- [Exercise aim] Return every entry exactly as written.

──────── Material provided ────────

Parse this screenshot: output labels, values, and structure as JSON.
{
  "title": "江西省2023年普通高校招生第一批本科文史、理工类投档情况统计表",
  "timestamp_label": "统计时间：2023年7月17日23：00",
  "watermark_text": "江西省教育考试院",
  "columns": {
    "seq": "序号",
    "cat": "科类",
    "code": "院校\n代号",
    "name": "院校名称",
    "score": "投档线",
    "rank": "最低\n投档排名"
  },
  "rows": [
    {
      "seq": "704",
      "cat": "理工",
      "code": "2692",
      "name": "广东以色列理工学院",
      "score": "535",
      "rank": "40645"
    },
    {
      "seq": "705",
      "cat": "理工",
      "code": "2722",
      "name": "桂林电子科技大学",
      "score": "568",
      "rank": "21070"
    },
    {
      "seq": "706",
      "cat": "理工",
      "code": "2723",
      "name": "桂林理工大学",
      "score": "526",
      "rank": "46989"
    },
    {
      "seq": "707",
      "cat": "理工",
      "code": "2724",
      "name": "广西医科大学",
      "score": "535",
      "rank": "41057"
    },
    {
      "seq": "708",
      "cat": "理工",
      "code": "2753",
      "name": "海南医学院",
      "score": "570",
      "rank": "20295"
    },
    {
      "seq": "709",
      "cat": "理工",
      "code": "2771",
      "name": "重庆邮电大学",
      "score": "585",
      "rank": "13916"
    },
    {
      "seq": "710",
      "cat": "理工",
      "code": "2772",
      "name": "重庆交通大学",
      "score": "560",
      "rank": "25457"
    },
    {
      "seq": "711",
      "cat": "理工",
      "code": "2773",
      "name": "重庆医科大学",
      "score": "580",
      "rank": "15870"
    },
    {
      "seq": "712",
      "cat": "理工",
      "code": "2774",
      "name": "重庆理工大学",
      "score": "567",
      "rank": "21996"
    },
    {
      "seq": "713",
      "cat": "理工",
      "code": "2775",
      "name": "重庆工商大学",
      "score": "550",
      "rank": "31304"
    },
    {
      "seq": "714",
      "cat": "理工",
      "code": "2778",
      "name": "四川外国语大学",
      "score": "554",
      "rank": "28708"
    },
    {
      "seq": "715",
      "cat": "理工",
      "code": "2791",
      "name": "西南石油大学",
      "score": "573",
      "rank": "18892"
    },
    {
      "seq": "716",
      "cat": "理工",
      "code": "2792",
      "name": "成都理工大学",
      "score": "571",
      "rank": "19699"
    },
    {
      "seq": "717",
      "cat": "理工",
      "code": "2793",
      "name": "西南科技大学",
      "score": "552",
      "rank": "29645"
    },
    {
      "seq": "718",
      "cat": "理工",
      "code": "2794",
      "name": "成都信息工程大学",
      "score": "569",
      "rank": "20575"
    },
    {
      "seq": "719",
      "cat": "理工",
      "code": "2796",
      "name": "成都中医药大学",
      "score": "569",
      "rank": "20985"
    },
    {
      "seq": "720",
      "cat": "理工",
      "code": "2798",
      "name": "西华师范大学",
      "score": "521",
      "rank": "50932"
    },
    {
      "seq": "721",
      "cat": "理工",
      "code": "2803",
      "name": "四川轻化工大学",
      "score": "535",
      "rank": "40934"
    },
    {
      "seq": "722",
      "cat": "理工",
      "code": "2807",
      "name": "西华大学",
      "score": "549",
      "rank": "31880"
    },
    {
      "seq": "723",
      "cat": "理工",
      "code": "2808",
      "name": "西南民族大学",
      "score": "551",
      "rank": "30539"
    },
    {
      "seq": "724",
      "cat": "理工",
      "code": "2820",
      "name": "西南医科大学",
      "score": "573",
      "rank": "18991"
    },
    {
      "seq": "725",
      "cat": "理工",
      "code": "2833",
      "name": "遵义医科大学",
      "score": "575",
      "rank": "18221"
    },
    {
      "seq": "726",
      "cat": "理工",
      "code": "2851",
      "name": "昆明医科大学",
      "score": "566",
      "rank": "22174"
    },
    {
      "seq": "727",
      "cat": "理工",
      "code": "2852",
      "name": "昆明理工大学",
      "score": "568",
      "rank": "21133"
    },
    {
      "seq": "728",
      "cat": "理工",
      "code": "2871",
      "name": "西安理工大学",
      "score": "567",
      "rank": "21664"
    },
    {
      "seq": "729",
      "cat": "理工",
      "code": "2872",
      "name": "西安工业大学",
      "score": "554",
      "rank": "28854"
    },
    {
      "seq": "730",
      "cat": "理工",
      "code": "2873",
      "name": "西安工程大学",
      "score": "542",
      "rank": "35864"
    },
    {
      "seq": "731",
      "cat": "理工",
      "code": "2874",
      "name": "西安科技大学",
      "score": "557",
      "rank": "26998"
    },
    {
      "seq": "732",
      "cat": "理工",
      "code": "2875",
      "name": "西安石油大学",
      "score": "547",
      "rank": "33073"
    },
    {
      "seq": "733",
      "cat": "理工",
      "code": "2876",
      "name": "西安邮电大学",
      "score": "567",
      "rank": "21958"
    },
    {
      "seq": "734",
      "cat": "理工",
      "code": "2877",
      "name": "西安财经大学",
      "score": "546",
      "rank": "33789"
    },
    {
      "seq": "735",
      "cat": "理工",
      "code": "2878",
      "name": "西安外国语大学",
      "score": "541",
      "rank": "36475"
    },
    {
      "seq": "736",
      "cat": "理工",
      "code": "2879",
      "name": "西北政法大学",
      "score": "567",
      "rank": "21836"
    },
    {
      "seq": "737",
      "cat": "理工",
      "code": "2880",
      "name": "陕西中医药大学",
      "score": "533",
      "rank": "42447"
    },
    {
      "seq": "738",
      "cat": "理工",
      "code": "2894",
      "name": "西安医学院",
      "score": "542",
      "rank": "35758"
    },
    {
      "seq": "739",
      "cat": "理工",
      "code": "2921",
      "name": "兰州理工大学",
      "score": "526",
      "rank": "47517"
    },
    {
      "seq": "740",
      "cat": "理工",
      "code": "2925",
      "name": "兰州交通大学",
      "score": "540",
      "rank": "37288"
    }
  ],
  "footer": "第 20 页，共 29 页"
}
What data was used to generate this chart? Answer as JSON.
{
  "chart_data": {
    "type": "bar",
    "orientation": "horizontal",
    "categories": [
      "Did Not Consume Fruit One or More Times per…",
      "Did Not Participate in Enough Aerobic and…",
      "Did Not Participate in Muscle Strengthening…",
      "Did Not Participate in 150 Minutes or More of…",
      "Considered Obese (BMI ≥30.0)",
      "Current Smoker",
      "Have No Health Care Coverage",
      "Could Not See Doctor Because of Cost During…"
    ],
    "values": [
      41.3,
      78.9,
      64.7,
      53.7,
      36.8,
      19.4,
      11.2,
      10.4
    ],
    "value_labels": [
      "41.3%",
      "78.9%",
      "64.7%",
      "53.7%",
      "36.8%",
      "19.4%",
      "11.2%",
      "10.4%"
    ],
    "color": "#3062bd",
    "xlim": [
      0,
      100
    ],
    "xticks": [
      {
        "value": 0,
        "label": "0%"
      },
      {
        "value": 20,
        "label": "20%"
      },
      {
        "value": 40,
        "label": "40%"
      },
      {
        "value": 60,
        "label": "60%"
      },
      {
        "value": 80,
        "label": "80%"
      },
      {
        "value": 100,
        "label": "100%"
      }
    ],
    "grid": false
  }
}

────────

- [In response]
Parse this screenshot: output labels, values, and structure as JSON.
{
  "title": "江西省2023年普通高校招生第一批本科文史、理工类投档情况统计表",
  "timestamp_label": "统计时间：2023年7月17日23：00",
  "watermark_text": "江西省教育考试院",
  "columns": {
    "seq": "序号",
    "cat": "科类",
    "code": "院校\n代号",
    "name": "院校名称",
    "score": "投档线",
    "rank": "最低\n投档排名"
  },
  "rows": [
    {
      "seq": "704",
      "cat": "理工",
      "code": "2692",
      "name": "广东以色列理工学院",
      "score": "535",
      "rank": "40645"
    },
    {
      "seq": "705",
      "cat": "理工",
      "code": "2722",
      "name": "桂林电子科技大学",
      "score": "568",
      "rank": "21070"
    },
    {
      "seq": "706",
      "cat": "理工",
      "code": "2723",
      "name": "桂林理工大学",
      "score": "526",
      "rank": "46989"
    },
    {
      "seq": "707",
      "cat": "理工",
      "code": "2724",
      "name": "广西医科大学",
      "score": "535",
      "rank": "41057"
    },
    {
      "seq": "708",
      "cat": "理工",
      "code": "2753",
      "name": "海南医学院",
      "score": "570",
      "rank": "20295"
    },
    {
      "seq": "709",
      "cat": "理工",
      "code": "2771",
      "name": "重庆邮电大学",
      "score": "585",
      "rank": "13916"
    },
    {
      "seq": "710",
      "cat": "理工",
      "code": "2772",
      "name": "重庆交通大学",
      "score": "560",
      "rank": "25457"
    },
    {
      "seq": "711",
      "cat": "理工",
      "code": "2773",
      "name": "重庆医科大学",
      "score": "580",
      "rank": "15870"
    },
    {
      "seq": "712",
      "cat": "理工",
      "code": "2774",
      "name": "重庆理工大学",
      "score": "567",
      "rank": "21996"
    },
    {
      "seq": "713",
      "cat": "理工",
      "code": "2775",
      "name": "重庆工商大学",
      "score": "550",
      "rank": "31304"
    },
    {
      "seq": "714",
      "cat": "理工",
      "code": "2778",
      "name": "四川外国语大学",
      "score": "554",
      "rank": "28708"
    },
    {
      "seq": "715",
      "cat": "理工",
      "code": "2791",
      "name": "西南石油大学",
      "score": "573",
      "rank": "18892"
    },
    {
      "seq": "716",
      "cat": "理工",
      "code": "2792",
      "name": "成都理工大学",
      "score": "571",
      "rank": "19699"
    },
    {
      "seq": "717",
      "cat": "理工",
      "code": "2793",
      "name": "西南科技大学",
      "score": "552",
      "rank": "29645"
    },
    {
      "seq": "718",
      "cat": "理工",
      "code": "2794",
      "name": "成都信息工程大学",
      "score": "569",
      "rank": "20575"
    },
    {
      "seq": "719",
      "cat": "理工",
      "code": "2796",
      "name": "成都中医药大学",
      "score": "569",
      "rank": "20985"
    },
    {
      "seq": "720",
      "cat": "理工",
      "code": "2798",
      "name": "西华师范大学",
      "score": "521",
      "rank": "50932"
    },
    {
      "seq": "721",
      "cat": "理工",
      "code": "2803",
      "name": "四川轻化工大学",
      "score": "535",
      "rank": "40934"
    },
    {
      "seq": "722",
      "cat": "理工",
      "code": "2807",
      "name": "西华大学",
      "score": "549",
      "rank": "31880"
    },
    {
      "seq": "723",
      "cat": "理工",
      "code": "2808",
      "name": "西南民族大学",
      "score": "551",
      "rank": "30539"
    },
    {
      "seq": "724",
      "cat": "理工",
      "code": "2820",
      "name": "西南医科大学",
      "score": "573",
      "rank": "18991"
    },
    {
      "seq": "725",
      "cat": "理工",
      "code": "2833",
      "name": "遵义医科大学",
      "score": "575",
      "rank": "18221"
    },
    {
      "seq": "726",
      "cat": "理工",
      "code": "2851",
      "name": "昆明医科大学",
      "score": "566",
      "rank": "22174"
    },
    {
      "seq": "727",
      "cat": "理工",
      "code": "2852",
      "name": "昆明理工大学",
      "score": "568",
      "rank": "21133"
    },
    {
      "seq": "728",
      "cat": "理工",
      "code": "2871",
      "name": "西安理工大学",
      "score": "567",
      "rank": "21664"
    },
    {
      "seq": "729",
      "cat": "理工",
      "code": "2872",
      "name": "西安工业大学",
      "score": "554",
      "rank": "28854"
    },
    {
      "seq": "730",
      "cat": "理工",
      "code": "2873",
      "name": "西安工程大学",
      "score": "542",
      "rank": "35864"
    },
    {
      "seq": "731",
      "cat": "理工",
      "code": "2874",
      "name": "西安科技大学",
      "score": "557",
      "rank": "26998"
    },
    {
      "seq": "732",
      "cat": "理工",
      "code": "2875",
      "name": "西安石油大学",
      "score": "547",
      "rank": "33073"
    },
    {
      "seq": "733",
      "cat": "理工",
      "code": "2876",
      "name": "西安邮电大学",
      "score": "567",
      "rank": "21958"
    },
    {
      "seq": "734",
      "cat": "理工",
      "code": "2877",
      "name": "西安财经大学",
      "score": "546",
      "rank": "33789"
    },
    {
      "seq": "735",
      "cat": "理工",
      "code": "2878",
      "name": "西安外国语大学",
      "score": "541",
      "rank": "36475"
    },
    {
      "seq": "736",
      "cat": "理工",
      "code": "2879",
      "name": "西北政法大学",
      "score": "567",
      "rank": "21836"
    },
    {
      "seq": "737",
      "cat": "理工",
      "code": "2880",
      "name": "陕西中医药大学",
      "score": "533",
      "rank": "42447"
    },
    {
      "seq": "738",
      "cat": "理工",
      "code": "2894",
      "name": "西安医学院",
      "score": "542",
      "rank": "35758"
    },
    {
      "seq": "739",
      "cat": "理工",
      "code": "2921",
      "name": "兰州理工大学",
      "score": "526",
      "rank": "47517"
    },
    {
      "seq": "740",
      "cat": "理工",
      "code": "2925",
      "name": "兰州交通大学",
      "score": "540",
      "rank": "37288"
    }
  ],
  "footer": "第 20 页，共 29 页"
}
What data was used to generate this chart? Answer as JSON.
{
  "chart_data": {
    "type": "bar",
    "orientation": "horizontal",
    "categories": [
      "Did Not Consume Fruit One or More Times per…",
      "Did Not Participate in Enough Aerobic and…",
      "Did Not Participate in Muscle Strengthening…",
      "Did Not Participate in 150 Minutes or More of…",
      "Considered Obese (BMI ≥30.0)",
      "Current Smoker",
      "Have No Health Care Coverage",
      "Could Not See Doctor Because of Cost During…"
    ],
    "values": [
      41.3,
      78.9,
      64.7,
      53.7,
      36.8,
      19.4,
      11.2,
      10.4
    ],
    "value_labels": [
      "41.3%",
      "78.9%",
      "64.7%",
      "53.7%",
      "36.8%",
      "19.4%",
      "11.2%",
      "10.4%"
    ],
    "color": "#3062bd",
    "xlim": [
      0,
      100
    ],
    "xticks": [
      {
        "value": 0,
        "label": "0%"
      },
      {
        "value": 20,
        "label": "20%"
      },
      {
        "value": 40,
        "label": "40%"
      },
      {
        "value": 60,
        "label": "60%"
      },
      {
        "value": 80,
        "label": "80%"
      },
      {
        "value": 100,
        "label": "100%"
      }
    ],
    "grid": false
  }
}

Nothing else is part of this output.